# TASK PROMPT
Show every line below where "threads" can be found.

# Collection entries
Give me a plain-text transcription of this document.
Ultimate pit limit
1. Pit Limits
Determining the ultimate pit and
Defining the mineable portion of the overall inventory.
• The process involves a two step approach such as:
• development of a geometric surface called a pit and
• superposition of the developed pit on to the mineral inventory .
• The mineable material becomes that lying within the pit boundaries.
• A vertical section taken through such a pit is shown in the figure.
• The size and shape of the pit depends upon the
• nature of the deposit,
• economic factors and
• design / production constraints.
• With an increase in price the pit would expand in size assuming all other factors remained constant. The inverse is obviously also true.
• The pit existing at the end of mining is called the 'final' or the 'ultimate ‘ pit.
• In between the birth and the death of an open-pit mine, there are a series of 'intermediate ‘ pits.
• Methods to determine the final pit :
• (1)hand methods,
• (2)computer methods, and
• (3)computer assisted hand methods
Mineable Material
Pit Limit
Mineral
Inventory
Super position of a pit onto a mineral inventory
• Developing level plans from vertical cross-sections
---
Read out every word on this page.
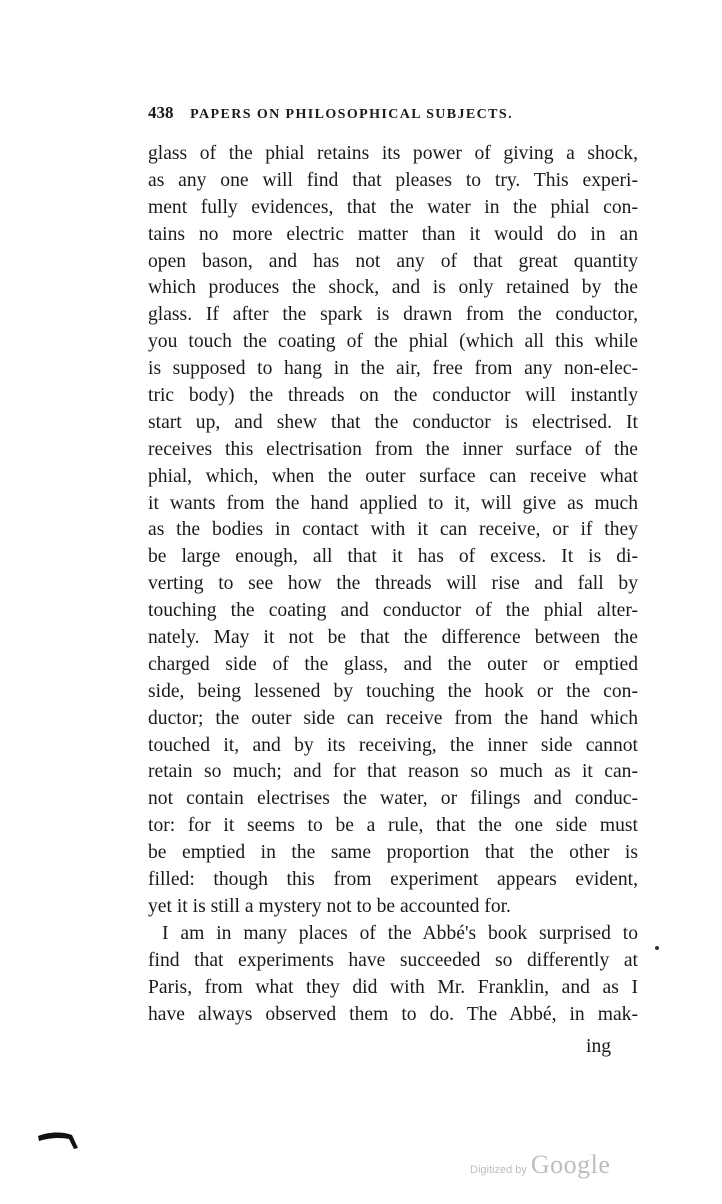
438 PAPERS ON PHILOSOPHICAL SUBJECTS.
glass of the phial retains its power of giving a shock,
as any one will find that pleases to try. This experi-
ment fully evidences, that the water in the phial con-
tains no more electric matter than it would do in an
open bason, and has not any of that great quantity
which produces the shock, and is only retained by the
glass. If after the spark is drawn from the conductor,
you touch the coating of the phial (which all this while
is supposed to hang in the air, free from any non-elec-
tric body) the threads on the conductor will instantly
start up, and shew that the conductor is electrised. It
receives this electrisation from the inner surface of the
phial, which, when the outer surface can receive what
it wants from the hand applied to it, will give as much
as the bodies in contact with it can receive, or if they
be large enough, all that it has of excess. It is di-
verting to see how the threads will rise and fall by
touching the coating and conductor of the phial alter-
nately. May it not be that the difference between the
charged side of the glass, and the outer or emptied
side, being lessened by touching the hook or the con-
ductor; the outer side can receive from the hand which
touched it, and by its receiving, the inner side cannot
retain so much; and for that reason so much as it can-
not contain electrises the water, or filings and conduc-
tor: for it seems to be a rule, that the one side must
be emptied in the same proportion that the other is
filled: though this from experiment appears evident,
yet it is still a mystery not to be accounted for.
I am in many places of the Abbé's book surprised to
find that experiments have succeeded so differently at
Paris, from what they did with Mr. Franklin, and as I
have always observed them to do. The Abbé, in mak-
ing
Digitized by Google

# TASK OUTPUT
tric body) the threads on the conductor will instantly
verting to see how the threads will rise and fall by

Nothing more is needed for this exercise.